◆ **EXERCISE MATERIAL**

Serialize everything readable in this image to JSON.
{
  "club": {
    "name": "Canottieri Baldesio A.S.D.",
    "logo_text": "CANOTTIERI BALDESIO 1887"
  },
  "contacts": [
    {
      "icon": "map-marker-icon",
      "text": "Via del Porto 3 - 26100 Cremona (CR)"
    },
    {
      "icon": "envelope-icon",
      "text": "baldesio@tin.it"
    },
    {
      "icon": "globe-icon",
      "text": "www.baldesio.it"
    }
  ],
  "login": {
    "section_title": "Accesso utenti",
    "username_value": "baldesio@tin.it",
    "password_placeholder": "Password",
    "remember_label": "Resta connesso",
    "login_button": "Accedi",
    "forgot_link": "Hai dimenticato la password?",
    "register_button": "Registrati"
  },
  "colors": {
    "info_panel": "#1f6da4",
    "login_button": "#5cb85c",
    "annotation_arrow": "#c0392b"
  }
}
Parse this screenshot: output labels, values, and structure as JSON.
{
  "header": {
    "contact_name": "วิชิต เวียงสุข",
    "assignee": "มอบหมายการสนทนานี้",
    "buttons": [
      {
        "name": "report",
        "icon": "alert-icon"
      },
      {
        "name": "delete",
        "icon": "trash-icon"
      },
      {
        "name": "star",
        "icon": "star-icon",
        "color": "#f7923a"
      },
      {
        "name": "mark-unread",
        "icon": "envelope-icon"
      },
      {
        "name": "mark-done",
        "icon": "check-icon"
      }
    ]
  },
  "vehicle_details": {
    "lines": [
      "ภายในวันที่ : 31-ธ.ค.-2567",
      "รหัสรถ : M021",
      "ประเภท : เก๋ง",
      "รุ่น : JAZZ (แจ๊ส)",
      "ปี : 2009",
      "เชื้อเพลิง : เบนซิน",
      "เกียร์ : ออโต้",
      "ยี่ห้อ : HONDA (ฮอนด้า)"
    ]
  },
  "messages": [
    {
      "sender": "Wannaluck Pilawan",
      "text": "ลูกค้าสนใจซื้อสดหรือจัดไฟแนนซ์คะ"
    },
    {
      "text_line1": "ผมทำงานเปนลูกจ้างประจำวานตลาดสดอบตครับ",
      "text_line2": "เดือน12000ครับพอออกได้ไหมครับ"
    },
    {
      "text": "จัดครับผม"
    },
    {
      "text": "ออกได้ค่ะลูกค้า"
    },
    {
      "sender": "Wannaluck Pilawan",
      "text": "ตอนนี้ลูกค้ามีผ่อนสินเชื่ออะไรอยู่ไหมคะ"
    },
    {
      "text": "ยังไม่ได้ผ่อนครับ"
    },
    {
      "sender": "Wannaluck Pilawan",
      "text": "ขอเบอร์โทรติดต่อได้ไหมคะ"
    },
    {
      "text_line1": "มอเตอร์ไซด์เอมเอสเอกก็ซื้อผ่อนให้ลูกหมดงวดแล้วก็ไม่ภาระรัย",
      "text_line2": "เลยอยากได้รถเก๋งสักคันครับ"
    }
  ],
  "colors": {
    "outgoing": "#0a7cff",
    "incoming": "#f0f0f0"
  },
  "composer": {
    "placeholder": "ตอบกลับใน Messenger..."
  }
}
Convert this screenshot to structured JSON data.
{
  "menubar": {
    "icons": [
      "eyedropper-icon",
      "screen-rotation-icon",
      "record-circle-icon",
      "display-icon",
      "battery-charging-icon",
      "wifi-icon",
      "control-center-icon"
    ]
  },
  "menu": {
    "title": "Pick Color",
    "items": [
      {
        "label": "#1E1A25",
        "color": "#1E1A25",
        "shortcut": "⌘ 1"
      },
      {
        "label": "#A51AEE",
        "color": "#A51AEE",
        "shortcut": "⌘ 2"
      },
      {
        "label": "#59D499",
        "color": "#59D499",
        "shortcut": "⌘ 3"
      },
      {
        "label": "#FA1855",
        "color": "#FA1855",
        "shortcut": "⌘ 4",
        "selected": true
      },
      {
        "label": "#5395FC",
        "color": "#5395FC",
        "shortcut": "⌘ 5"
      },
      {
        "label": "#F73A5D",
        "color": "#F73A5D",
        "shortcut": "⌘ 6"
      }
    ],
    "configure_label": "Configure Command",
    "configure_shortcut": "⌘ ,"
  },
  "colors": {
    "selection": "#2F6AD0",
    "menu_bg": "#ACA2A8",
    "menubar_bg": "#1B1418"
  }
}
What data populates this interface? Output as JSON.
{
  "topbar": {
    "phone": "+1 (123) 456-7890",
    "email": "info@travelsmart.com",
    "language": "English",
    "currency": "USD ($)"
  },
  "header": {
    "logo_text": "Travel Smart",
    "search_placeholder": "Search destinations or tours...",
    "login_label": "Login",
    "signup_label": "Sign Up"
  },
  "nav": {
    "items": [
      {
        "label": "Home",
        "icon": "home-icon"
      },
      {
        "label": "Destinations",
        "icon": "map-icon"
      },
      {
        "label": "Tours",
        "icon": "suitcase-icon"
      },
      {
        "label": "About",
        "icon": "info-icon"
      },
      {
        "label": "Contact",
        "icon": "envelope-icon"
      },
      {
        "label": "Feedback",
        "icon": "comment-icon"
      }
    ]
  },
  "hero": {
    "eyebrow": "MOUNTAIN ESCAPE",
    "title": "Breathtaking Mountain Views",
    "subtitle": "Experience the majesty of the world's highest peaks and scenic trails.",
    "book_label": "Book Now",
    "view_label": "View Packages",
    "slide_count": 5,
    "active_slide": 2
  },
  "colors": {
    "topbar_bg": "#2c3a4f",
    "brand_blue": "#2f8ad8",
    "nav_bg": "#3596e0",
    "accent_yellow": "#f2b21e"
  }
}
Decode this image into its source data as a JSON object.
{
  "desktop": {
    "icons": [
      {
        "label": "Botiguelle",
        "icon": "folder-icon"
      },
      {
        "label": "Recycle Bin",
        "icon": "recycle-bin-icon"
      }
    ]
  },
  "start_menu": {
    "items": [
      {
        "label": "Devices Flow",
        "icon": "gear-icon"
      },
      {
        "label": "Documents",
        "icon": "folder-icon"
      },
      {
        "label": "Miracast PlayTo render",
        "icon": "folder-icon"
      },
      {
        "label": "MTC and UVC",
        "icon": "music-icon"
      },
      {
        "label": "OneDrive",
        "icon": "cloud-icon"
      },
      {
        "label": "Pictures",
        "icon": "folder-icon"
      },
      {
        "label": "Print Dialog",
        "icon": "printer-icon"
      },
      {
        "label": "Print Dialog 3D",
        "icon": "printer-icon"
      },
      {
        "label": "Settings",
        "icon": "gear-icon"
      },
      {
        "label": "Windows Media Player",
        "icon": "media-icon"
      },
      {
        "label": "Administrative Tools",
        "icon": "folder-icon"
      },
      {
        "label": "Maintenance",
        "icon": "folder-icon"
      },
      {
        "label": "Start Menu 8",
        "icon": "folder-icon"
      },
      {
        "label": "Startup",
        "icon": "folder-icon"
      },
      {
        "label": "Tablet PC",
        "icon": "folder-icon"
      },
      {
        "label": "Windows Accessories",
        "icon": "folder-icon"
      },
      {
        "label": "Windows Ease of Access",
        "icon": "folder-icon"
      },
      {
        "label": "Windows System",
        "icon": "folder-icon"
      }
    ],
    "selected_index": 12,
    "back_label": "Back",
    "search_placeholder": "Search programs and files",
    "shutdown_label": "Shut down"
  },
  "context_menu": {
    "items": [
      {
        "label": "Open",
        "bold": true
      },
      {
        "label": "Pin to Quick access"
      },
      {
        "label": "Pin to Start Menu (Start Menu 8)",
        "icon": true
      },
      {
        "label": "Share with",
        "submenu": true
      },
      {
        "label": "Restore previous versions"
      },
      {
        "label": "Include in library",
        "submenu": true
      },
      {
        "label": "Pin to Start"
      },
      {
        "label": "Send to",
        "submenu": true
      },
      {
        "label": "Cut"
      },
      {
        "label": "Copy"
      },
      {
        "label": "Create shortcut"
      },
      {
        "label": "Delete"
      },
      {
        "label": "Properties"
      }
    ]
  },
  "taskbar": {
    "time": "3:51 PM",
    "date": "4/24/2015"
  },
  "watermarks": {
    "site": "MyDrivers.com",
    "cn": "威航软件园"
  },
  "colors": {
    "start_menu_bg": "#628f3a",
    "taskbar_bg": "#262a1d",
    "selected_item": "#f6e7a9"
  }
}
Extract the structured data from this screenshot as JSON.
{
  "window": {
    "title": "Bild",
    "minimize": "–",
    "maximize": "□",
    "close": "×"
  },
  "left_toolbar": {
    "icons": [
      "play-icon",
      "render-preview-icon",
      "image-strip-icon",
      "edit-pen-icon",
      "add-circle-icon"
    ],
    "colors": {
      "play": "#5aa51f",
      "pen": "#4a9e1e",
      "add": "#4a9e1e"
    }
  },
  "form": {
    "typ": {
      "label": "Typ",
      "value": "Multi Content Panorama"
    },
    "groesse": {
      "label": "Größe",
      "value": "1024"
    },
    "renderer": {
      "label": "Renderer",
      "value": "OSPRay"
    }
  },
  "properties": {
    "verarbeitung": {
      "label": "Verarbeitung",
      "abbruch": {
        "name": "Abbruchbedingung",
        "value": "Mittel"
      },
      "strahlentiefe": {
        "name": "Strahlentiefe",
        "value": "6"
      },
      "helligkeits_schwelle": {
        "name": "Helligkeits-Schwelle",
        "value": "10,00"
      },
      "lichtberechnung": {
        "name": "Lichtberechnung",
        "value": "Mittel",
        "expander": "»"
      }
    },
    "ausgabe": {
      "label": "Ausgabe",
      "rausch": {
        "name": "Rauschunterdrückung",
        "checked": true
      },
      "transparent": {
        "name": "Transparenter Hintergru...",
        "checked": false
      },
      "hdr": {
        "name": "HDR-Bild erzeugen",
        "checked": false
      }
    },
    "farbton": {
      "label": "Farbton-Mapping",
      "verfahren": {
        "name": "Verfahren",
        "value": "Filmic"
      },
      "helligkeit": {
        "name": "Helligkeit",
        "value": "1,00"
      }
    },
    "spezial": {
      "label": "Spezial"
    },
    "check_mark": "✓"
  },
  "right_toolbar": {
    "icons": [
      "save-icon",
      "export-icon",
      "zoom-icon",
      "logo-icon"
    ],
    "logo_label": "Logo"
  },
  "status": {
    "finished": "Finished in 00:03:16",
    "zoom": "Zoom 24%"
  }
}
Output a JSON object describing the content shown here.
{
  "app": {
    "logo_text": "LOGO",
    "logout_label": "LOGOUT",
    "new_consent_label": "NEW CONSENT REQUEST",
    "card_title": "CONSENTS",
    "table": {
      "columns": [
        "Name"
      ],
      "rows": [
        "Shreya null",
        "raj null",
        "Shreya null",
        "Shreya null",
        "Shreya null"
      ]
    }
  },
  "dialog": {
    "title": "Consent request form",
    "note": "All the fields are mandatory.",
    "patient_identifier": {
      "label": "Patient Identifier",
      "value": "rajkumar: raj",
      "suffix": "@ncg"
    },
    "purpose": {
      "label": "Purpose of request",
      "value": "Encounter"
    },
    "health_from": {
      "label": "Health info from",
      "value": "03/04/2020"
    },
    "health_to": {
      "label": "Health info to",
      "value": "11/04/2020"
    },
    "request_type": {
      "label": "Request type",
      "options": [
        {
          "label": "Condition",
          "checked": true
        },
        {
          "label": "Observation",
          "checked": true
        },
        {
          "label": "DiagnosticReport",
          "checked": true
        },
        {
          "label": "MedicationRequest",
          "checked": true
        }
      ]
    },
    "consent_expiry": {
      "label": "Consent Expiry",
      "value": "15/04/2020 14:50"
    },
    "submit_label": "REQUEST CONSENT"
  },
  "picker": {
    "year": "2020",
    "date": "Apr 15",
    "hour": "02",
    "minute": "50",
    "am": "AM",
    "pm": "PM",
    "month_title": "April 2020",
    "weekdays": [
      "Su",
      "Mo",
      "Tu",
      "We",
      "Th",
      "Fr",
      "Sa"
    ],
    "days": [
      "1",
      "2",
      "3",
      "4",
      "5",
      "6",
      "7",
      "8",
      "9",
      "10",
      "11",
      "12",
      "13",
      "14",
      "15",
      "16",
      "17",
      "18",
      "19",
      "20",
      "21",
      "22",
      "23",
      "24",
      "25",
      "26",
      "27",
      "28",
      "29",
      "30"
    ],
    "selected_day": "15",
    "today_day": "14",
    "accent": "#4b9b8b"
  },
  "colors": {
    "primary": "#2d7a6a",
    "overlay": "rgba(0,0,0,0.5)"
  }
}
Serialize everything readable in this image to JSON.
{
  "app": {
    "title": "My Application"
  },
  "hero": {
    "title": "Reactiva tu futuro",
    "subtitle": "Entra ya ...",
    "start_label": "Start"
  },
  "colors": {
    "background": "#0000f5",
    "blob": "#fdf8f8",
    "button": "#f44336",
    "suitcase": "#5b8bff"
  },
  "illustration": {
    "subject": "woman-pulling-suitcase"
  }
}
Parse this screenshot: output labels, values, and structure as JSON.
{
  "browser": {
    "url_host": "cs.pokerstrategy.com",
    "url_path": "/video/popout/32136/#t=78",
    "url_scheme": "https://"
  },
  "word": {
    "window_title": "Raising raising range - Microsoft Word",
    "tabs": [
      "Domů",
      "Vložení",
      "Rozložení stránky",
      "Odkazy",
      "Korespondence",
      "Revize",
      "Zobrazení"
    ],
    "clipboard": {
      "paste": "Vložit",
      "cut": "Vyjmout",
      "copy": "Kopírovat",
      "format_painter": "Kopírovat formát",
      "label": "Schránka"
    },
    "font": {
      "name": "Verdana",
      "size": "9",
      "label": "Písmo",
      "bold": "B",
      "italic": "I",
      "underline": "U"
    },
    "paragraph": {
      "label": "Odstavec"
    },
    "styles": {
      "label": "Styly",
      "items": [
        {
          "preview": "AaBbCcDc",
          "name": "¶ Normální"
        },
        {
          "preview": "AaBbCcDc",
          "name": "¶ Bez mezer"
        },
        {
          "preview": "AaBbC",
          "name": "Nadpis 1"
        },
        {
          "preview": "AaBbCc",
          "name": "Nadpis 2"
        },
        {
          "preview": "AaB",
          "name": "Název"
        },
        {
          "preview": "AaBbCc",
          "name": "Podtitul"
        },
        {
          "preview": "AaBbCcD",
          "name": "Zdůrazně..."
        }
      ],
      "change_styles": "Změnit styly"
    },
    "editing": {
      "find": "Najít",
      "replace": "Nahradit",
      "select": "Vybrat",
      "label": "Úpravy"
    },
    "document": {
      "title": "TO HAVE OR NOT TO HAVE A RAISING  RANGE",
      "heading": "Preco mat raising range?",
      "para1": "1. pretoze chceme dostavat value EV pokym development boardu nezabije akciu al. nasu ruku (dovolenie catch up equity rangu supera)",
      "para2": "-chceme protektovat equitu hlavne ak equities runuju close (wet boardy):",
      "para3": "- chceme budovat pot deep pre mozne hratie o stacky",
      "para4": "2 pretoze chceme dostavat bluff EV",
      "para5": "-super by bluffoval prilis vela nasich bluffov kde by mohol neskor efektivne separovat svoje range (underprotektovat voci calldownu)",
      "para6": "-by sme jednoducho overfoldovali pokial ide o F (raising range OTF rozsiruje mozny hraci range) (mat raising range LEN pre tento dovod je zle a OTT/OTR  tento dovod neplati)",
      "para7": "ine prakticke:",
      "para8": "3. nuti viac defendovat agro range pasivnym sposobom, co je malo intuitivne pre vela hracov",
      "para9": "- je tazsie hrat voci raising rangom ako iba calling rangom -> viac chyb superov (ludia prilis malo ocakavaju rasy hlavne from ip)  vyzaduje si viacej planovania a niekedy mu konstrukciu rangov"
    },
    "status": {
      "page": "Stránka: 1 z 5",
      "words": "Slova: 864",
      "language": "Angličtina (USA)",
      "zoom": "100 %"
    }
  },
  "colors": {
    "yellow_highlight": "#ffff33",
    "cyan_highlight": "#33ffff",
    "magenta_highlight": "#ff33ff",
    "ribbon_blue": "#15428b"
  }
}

◆ **GOAL OF THE EXERCISE**
Copy out every line that includes the word "ไหมคะ".

◆ **SOLUTION TO THIS EXERCISE**
      "text": "ตอนนี้ลูกค้ามีผ่อนสินเชื่ออะไรอยู่ไหมคะ"
      "text": "ขอเบอร์โทรติดต่อได้ไหมคะ"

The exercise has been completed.